** Start **
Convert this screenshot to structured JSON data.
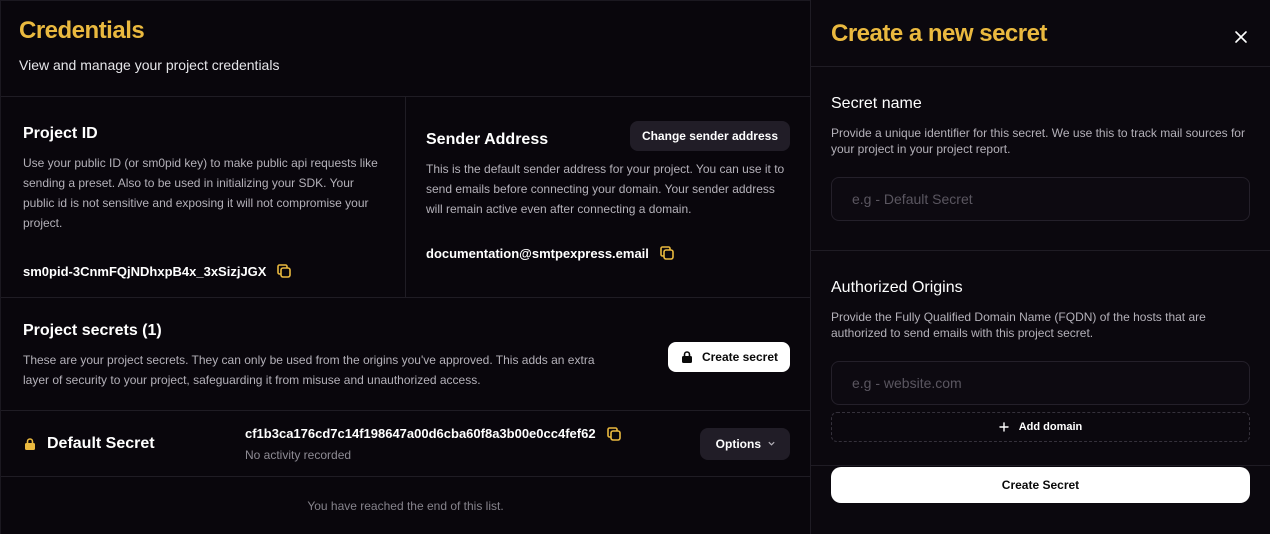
{
  "page": {
    "title": "Credentials",
    "subtitle": "View and manage your project credentials"
  },
  "project_id": {
    "title": "Project ID",
    "description": "Use your public ID (or sm0pid key) to make public api requests like sending a preset. Also to be used in initializing your SDK. Your public id is not sensitive and exposing it will not compromise your project.",
    "value": "sm0pid-3CnmFQjNDhxpB4x_3xSizjJGX"
  },
  "sender_address": {
    "title": "Sender Address",
    "change_label": "Change sender address",
    "description": "This is the default sender address for your project. You can use it to send emails before connecting your domain. Your sender address will remain active even after connecting a domain.",
    "value": "documentation@smtpexpress.email"
  },
  "secrets": {
    "title": "Project secrets (1)",
    "description": "These are your project secrets. They can only be used from the origins you've approved. This adds an extra layer of security to your project, safeguarding it from misuse and unauthorized access.",
    "create_label": "Create secret",
    "items": [
      {
        "name": "Default Secret",
        "key": "cf1b3ca176cd7c14f198647a00d6cba60f8a3b00e0cc4fef62",
        "activity": "No activity recorded",
        "options_label": "Options"
      }
    ],
    "end_note": "You have reached the end of this list."
  },
  "panel": {
    "title": "Create a new secret",
    "secret_name": {
      "label": "Secret name",
      "description": "Provide a unique identifier for this secret. We use this to track mail sources for your project in your project report.",
      "placeholder": "e.g - Default Secret"
    },
    "origins": {
      "label": "Authorized Origins",
      "description": "Provide the Fully Qualified Domain Name (FQDN) of the hosts that are authorized to send emails with this project secret.",
      "placeholder": "e.g - website.com",
      "add_label": "Add domain"
    },
    "submit_label": "Create Secret"
  },
  "colors": {
    "accent": "#eab93f",
    "background": "#09060c",
    "border": "#1f1c24"
  }
}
** End **
Instructions to follow. Work through the data and report how many of its lines hold the word "Create", giving only the figure.

Response. 3